**What to produce**
Gather every line that includes the word "quinta", please.

**Material for this task**
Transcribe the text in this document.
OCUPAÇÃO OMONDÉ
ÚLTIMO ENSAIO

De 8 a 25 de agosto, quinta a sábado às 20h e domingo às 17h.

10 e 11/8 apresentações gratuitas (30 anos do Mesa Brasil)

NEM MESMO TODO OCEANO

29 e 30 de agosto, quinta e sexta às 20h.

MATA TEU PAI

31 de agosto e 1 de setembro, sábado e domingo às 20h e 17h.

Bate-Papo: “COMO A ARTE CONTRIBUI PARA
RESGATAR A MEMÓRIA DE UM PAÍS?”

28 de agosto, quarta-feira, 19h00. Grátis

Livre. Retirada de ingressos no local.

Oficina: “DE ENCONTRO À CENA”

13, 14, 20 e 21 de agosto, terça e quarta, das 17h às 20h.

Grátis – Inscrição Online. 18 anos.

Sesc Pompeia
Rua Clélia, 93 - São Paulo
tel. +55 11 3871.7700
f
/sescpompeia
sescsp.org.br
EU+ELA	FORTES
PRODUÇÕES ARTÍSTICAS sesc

**Completed exercise**
De 8 a 25 de agosto, quinta a sábado às 20h e domingo às 17h.
29 e 30 de agosto, quinta e sexta às 20h.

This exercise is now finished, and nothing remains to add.